PROBLEM DETAILS »
Pull out every line below that holds the word "життя".

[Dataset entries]
▼
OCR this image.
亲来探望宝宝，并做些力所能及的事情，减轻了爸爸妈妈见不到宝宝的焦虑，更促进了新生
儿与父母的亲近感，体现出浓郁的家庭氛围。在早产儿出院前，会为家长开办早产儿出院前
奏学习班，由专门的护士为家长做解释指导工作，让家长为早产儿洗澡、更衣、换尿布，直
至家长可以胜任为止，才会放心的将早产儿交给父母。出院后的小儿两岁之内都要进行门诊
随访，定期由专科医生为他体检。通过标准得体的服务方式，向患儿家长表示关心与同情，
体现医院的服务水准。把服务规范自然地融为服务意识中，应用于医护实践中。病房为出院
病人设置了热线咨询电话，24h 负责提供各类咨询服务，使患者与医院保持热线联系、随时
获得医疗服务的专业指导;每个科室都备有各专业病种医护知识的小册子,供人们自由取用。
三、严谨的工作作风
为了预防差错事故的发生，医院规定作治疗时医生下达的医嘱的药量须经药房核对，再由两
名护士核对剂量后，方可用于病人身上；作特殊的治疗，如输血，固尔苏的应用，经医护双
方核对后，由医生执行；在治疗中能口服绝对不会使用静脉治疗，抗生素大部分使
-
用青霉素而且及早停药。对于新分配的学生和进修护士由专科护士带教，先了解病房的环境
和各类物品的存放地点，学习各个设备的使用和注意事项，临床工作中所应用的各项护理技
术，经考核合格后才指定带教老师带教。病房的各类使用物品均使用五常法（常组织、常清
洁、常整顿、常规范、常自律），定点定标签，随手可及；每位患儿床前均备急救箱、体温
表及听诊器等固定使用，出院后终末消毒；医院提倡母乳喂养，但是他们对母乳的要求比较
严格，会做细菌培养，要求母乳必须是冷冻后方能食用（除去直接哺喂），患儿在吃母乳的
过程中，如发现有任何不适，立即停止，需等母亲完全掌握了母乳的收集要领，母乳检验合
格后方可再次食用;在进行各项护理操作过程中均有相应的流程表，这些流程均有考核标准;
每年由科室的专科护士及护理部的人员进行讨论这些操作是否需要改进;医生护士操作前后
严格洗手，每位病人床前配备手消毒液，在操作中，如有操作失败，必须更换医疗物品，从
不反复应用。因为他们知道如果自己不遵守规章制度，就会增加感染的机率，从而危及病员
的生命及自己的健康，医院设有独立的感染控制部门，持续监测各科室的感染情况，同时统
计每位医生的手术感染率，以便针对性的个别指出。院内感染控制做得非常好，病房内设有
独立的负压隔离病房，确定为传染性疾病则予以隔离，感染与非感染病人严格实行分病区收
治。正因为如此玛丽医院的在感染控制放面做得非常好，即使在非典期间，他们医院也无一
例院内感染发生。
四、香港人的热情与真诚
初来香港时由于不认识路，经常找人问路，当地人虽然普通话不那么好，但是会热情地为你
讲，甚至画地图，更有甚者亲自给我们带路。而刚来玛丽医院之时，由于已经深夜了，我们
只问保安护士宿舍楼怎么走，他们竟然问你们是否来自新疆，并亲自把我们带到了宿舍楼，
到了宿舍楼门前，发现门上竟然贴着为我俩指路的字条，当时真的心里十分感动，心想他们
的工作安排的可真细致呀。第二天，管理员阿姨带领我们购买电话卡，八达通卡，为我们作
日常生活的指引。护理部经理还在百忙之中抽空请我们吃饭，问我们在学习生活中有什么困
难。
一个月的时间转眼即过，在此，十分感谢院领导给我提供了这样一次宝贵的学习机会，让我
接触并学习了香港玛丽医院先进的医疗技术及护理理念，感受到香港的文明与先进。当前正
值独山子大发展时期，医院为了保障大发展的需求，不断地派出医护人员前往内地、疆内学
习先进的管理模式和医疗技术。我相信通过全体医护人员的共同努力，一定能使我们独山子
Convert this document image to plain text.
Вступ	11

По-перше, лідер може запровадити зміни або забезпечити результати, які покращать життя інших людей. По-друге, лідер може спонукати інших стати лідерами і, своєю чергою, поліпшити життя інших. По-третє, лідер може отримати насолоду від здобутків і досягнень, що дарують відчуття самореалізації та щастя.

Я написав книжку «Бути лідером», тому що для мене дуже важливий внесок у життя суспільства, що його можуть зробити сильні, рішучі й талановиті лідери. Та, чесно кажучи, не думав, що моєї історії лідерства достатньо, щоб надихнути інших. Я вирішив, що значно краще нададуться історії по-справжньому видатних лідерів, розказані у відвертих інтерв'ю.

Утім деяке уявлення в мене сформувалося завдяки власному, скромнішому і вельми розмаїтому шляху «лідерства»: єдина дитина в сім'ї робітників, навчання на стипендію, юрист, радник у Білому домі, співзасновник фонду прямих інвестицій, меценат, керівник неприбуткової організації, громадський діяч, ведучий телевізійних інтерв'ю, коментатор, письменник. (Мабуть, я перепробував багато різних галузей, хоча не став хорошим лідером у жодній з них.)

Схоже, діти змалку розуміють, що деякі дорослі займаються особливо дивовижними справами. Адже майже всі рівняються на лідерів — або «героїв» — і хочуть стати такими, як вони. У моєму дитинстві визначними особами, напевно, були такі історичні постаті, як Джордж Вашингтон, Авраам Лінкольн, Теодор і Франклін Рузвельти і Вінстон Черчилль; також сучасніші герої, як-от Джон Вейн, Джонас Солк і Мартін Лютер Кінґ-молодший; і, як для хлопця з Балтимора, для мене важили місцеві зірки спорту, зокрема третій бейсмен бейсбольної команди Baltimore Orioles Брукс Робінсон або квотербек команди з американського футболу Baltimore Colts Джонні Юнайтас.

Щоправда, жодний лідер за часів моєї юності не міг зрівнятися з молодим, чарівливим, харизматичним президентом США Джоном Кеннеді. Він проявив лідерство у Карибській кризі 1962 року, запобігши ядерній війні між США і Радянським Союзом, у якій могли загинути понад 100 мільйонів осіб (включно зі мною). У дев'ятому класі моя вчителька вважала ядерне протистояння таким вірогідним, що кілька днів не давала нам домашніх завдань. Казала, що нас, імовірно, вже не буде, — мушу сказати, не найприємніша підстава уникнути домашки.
▲
THE RESPONSE »
По-перше, лідер може запровадити зміни або забезпечити результати, які покращать життя інших людей. По-друге, лідер може спонукати інших стати лідерами і, своєю чергою, поліпшити життя інших. По-третє, лідер може отримати насолоду від здобутків і досягнень, що дарують відчуття самореалізації та щастя.
Я написав книжку «Бути лідером», тому що для мене дуже важливий внесок у життя суспільства, що його можуть зробити сильні, рішучі й талановиті лідери. Та, чесно кажучи, не думав, що моєї історії лідерства достатньо, щоб надихнути інших. Я вирішив, що значно краще нададуться історії по-справжньому видатних лідерів, розказані у відвертих інтерв'ю.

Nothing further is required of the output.